_EXERCISE AIM_
Extract the entries in their exact form.

_MATERIAL SHOWN_

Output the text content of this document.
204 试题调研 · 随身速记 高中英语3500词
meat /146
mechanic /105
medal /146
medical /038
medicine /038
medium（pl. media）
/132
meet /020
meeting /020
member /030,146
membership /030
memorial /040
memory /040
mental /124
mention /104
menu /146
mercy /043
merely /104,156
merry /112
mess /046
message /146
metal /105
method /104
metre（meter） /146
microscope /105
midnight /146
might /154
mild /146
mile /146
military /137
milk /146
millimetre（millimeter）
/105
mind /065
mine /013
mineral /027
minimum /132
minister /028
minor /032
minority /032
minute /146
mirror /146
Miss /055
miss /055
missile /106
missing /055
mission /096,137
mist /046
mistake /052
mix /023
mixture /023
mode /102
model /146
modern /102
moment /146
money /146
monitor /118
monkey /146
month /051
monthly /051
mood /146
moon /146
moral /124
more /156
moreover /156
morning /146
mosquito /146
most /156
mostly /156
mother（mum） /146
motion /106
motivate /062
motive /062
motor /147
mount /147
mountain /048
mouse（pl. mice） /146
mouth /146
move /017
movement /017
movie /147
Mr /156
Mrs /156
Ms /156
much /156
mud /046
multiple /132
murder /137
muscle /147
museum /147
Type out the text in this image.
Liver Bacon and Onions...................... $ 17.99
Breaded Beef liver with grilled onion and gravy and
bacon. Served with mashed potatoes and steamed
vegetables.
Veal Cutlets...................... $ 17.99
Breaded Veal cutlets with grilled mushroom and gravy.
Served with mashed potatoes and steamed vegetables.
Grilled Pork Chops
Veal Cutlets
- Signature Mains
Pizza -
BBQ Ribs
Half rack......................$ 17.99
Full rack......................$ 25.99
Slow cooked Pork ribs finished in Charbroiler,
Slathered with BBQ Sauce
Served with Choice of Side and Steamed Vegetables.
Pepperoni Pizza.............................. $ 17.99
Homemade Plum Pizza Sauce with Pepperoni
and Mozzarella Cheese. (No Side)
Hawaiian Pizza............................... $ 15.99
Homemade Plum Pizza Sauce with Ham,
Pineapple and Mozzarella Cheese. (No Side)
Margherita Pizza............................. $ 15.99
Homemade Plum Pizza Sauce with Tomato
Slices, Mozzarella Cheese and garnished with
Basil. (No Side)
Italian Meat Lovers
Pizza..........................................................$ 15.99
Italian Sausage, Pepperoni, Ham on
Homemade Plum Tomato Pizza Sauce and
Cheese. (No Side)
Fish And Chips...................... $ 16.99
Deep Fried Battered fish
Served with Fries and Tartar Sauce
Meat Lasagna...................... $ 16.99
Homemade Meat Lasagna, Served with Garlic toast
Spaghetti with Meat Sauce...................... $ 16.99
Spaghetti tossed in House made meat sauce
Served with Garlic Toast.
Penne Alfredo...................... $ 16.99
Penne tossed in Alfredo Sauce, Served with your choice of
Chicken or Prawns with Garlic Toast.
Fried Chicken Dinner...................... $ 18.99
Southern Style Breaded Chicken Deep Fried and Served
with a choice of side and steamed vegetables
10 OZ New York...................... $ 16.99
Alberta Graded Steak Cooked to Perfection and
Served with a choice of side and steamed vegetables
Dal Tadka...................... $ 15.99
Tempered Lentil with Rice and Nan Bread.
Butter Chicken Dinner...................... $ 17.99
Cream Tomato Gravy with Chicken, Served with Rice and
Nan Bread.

_COMPLETE RESPONSE_
Output the text content of this document.
204 试题调研 · 随身速记 高中英语3500词
meat /146
mechanic /105
medal /146
medical /038
medicine /038
medium（pl. media）
/132
meet /020
meeting /020
member /030,146
membership /030
memorial /040
memory /040
mental /124
mention /104
menu /146
mercy /043
merely /104,156
merry /112
mess /046
message /146
metal /105
method /104
metre（meter） /146
microscope /105
midnight /146
might /154
mild /146
mile /146
military /137
milk /146
millimetre（millimeter）
/105
mind /065
mine /013
mineral /027
minimum /132
minister /028
minor /032
minority /032
minute /146
mirror /146
Miss /055
miss /055
missile /106
missing /055
mission /096,137
mist /046
mistake /052
mix /023
mixture /023
mode /102
model /146
modern /102
moment /146
money /146
monitor /118
monkey /146
month /051
monthly /051
mood /146
moon /146
moral /124
more /156
moreover /156
morning /146
mosquito /146
most /156
mostly /156
mother（mum） /146
motion /106
motivate /062
motive /062
motor /147
mount /147
mountain /048
mouse（pl. mice） /146
mouth /146
move /017
movement /017
movie /147
Mr /156
Mrs /156
Ms /156
much /156
mud /046
multiple /132
murder /137
muscle /147
museum /147
Type out the text in this image.
Liver Bacon and Onions...................... $ 17.99
Breaded Beef liver with grilled onion and gravy and
bacon. Served with mashed potatoes and steamed
vegetables.
Veal Cutlets...................... $ 17.99
Breaded Veal cutlets with grilled mushroom and gravy.
Served with mashed potatoes and steamed vegetables.
Grilled Pork Chops
Veal Cutlets
- Signature Mains
Pizza -
BBQ Ribs
Half rack......................$ 17.99
Full rack......................$ 25.99
Slow cooked Pork ribs finished in Charbroiler,
Slathered with BBQ Sauce
Served with Choice of Side and Steamed Vegetables.
Pepperoni Pizza.............................. $ 17.99
Homemade Plum Pizza Sauce with Pepperoni
and Mozzarella Cheese. (No Side)
Hawaiian Pizza............................... $ 15.99
Homemade Plum Pizza Sauce with Ham,
Pineapple and Mozzarella Cheese. (No Side)
Margherita Pizza............................. $ 15.99
Homemade Plum Pizza Sauce with Tomato
Slices, Mozzarella Cheese and garnished with
Basil. (No Side)
Italian Meat Lovers
Pizza..........................................................$ 15.99
Italian Sausage, Pepperoni, Ham on
Homemade Plum Tomato Pizza Sauce and
Cheese. (No Side)
Fish And Chips...................... $ 16.99
Deep Fried Battered fish
Served with Fries and Tartar Sauce
Meat Lasagna...................... $ 16.99
Homemade Meat Lasagna, Served with Garlic toast
Spaghetti with Meat Sauce...................... $ 16.99
Spaghetti tossed in House made meat sauce
Served with Garlic Toast.
Penne Alfredo...................... $ 16.99
Penne tossed in Alfredo Sauce, Served with your choice of
Chicken or Prawns with Garlic Toast.
Fried Chicken Dinner...................... $ 18.99
Southern Style Breaded Chicken Deep Fried and Served
with a choice of side and steamed vegetables
10 OZ New York...................... $ 16.99
Alberta Graded Steak Cooked to Perfection and
Served with a choice of side and steamed vegetables
Dal Tadka...................... $ 15.99
Tempered Lentil with Rice and Nan Bread.
Butter Chicken Dinner...................... $ 17.99
Cream Tomato Gravy with Chicken, Served with Rice and
Nan Bread.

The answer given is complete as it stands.